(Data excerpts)
***

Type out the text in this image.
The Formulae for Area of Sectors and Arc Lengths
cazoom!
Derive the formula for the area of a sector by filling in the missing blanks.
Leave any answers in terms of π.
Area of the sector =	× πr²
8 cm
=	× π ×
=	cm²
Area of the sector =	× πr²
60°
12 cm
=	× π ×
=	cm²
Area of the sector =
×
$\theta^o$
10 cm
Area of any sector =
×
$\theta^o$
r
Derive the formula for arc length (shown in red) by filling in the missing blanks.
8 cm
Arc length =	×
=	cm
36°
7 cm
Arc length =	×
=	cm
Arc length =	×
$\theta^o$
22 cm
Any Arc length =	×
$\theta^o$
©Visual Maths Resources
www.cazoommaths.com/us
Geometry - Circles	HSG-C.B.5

***

**What is required**
All of the data above should be transcribed exactly.

**Problem solution**
Type out the text in this image.
The Formulae for Area of Sectors and Arc Lengths
cazoom!
Derive the formula for the area of a sector by filling in the missing blanks.
Leave any answers in terms of π.
Area of the sector =	× πr²
8 cm
=	× π ×
=	cm²
Area of the sector =	× πr²
60°
12 cm
=	× π ×
=	cm²
Area of the sector =
×
$\theta^o$
10 cm
Area of any sector =
×
$\theta^o$
r
Derive the formula for arc length (shown in red) by filling in the missing blanks.
8 cm
Arc length =	×
=	cm
36°
7 cm
Arc length =	×
=	cm
Arc length =	×
$\theta^o$
22 cm
Any Arc length =	×
$\theta^o$
©Visual Maths Resources
www.cazoommaths.com/us
Geometry - Circles	HSG-C.B.5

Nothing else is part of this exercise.